§ **What the exercise asks**:
Wherever the word "preview" appears in a line, copy that line.

[start]

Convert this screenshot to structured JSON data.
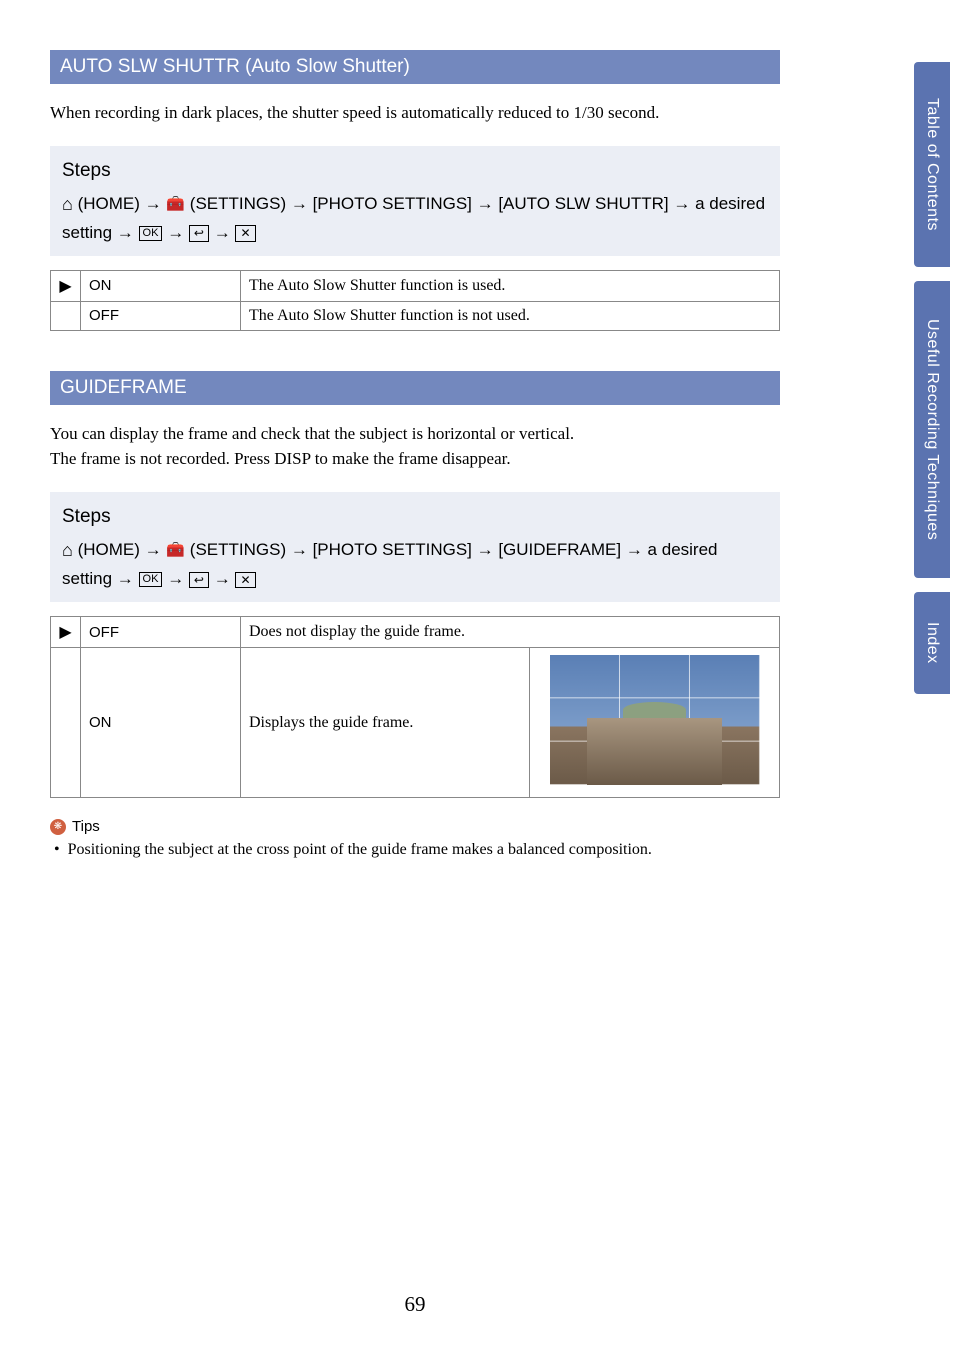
{
  "sections": [
    {
      "header": "AUTO SLW SHUTTR (Auto Slow Shutter)",
      "intro": "When recording in dark places, the shutter speed is automatically reduced to 1/30 second.",
      "steps_title": "Steps",
      "steps_path_prefix": " (HOME) → ",
      "steps_path_mid1": " (SETTINGS) → [PHOTO SETTINGS] → [AUTO SLW SHUTTR] → a desired setting → ",
      "options": [
        {
          "marker": "▶",
          "name": "ON",
          "desc": "The Auto Slow Shutter function is used."
        },
        {
          "marker": "",
          "name": "OFF",
          "desc": "The Auto Slow Shutter function is not used."
        }
      ]
    },
    {
      "header": "GUIDEFRAME",
      "intro": "You can display the frame and check that the subject is horizontal or vertical.",
      "intro2": "The frame is not recorded. Press DISP to make the frame disappear.",
      "steps_title": "Steps",
      "steps_path_prefix": " (HOME) → ",
      "steps_path_mid1": " (SETTINGS) → [PHOTO SETTINGS] → [GUIDEFRAME] → a desired setting → ",
      "options": [
        {
          "marker": "▶",
          "name": "OFF",
          "desc": "Does not display the guide frame."
        },
        {
          "marker": "",
          "name": "ON",
          "desc": "Displays the guide frame.",
          "has_image": true
        }
      ]
    }
  ],
  "tips_label": "Tips",
  "tips_items": [
    "Positioning the subject at the cross point of the guide frame makes a balanced composition."
  ],
  "icons": {
    "home": "⌂",
    "toolbox": "🧰",
    "ok_text": "OK",
    "return_text": "↩",
    "close_text": "✕",
    "arrow": "→",
    "play": "▶",
    "bullet": "•"
  },
  "side_tabs": [
    "Table of Contents",
    "Useful Recording Techniques",
    "Index"
  ],
  "page_number": "69"
}
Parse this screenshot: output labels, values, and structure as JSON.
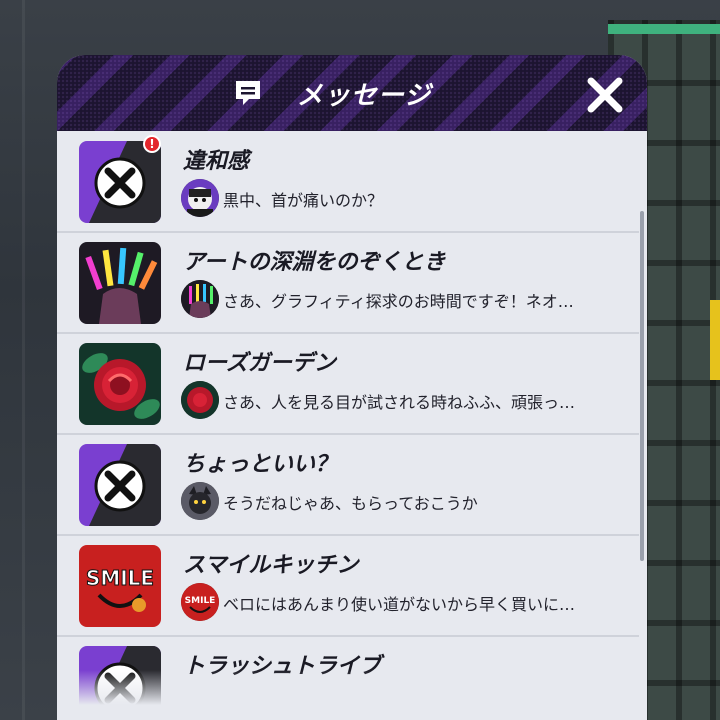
{
  "header": {
    "title": "メッセージ",
    "icon": "message-icon",
    "close_icon": "close-icon"
  },
  "threads": [
    {
      "title": "違和感",
      "preview": "黒中、首が痛いのか？",
      "icon": "x-emblem-icon",
      "avatar": "masked-character-avatar",
      "unread_badge": "!"
    },
    {
      "title": "アートの深淵をのぞくとき",
      "preview": "さあ、グラフィティ探求のお時間ですぞ！ネオ…",
      "icon": "glowstick-hand-icon",
      "avatar": "glowstick-hand-avatar"
    },
    {
      "title": "ローズガーデン",
      "preview": "さあ、人を見る目が試される時ねふふ、頑張っ…",
      "icon": "rose-icon",
      "avatar": "rose-avatar"
    },
    {
      "title": "ちょっといい？",
      "preview": "そうだねじゃあ、もらっておこうか",
      "icon": "x-emblem-icon",
      "avatar": "cat-character-avatar"
    },
    {
      "title": "スマイルキッチン",
      "preview": "ベロにはあんまり使い道がないから早く買いに…",
      "icon": "smile-logo-icon",
      "avatar": "smile-logo-avatar",
      "logo_text": "SMILE"
    },
    {
      "title": "トラッシュトライブ",
      "preview": "",
      "icon": "x-emblem-icon"
    }
  ],
  "colors": {
    "header_bg": "#1c1430",
    "accent_purple": "#7a3fd0",
    "badge_red": "#e3262c",
    "panel_bg": "#e7e9ef"
  }
}
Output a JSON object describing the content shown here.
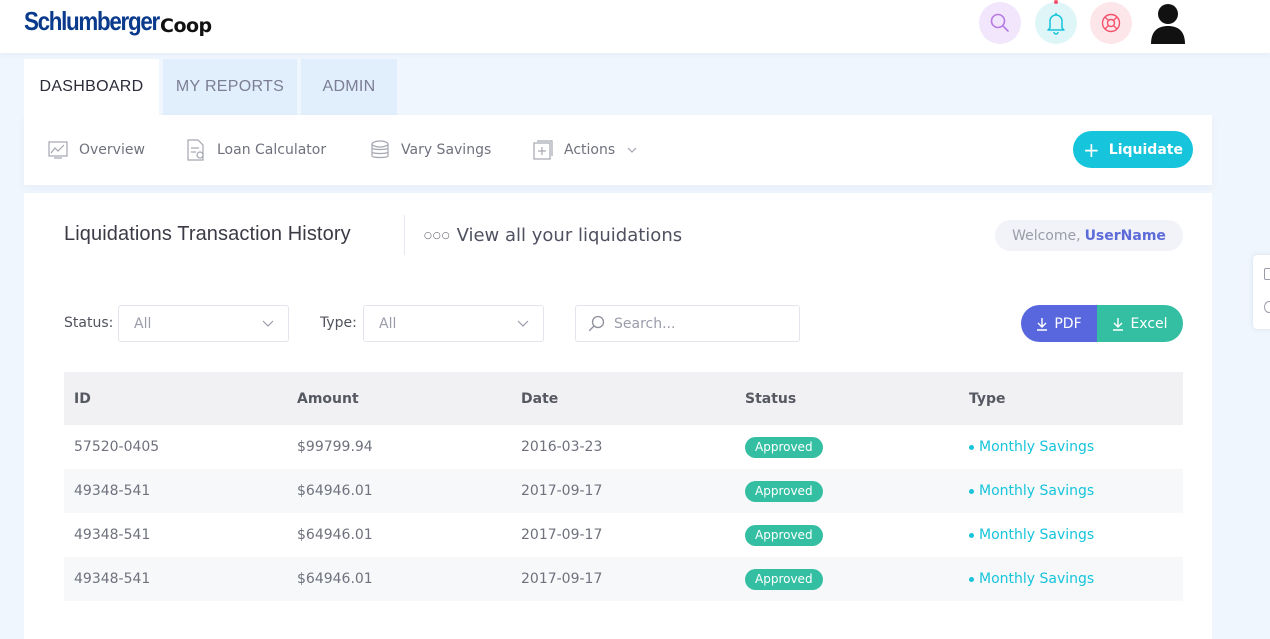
{
  "header": {
    "brand": "Schlumberger",
    "coop": "Coop",
    "icons": [
      "search-icon",
      "bell-icon",
      "lifebuoy-icon",
      "user-avatar-icon"
    ]
  },
  "tabs": [
    {
      "label": "DASHBOARD",
      "active": true
    },
    {
      "label": "MY REPORTS",
      "active": false
    },
    {
      "label": "ADMIN",
      "active": false
    }
  ],
  "subnav": {
    "overview": "Overview",
    "loan_calculator": "Loan Calculator",
    "vary_savings": "Vary Savings",
    "actions": "Actions",
    "liquidate_button": "Liquidate"
  },
  "page": {
    "title": "Liquidations Transaction History",
    "subtitle": "View all your liquidations",
    "welcome_prefix": "Welcome,",
    "username": "UserName"
  },
  "filters": {
    "status_label": "Status:",
    "status_value": "All",
    "type_label": "Type:",
    "type_value": "All",
    "search_placeholder": "Search...",
    "pdf_label": "PDF",
    "excel_label": "Excel"
  },
  "table": {
    "columns": [
      "ID",
      "Amount",
      "Date",
      "Status",
      "Type"
    ],
    "rows": [
      {
        "id": "57520-0405",
        "amount": "$99799.94",
        "date": "2016-03-23",
        "status": "Approved",
        "type": "Monthly Savings"
      },
      {
        "id": "49348-541",
        "amount": "$64946.01",
        "date": "2017-09-17",
        "status": "Approved",
        "type": "Monthly Savings"
      },
      {
        "id": "49348-541",
        "amount": "$64946.01",
        "date": "2017-09-17",
        "status": "Approved",
        "type": "Monthly Savings"
      },
      {
        "id": "49348-541",
        "amount": "$64946.01",
        "date": "2017-09-17",
        "status": "Approved",
        "type": "Monthly Savings"
      }
    ]
  },
  "colors": {
    "accent": "#16c4db",
    "primary": "#5867dd",
    "success": "#34bfa3",
    "brand": "#0a3a8c"
  }
}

[end]

§ **Exercise answer**:
      "preview": "黒中、首が痛いのか？",
      "preview": "さあ、グラフィティ探求のお時間ですぞ！ネオ…",
      "preview": "さあ、人を見る目が試される時ねふふ、頑張っ…",
      "preview": "そうだねじゃあ、もらっておこうか",
      "preview": "ベロにはあんまり使い道がないから早く買いに…",
      "preview": "",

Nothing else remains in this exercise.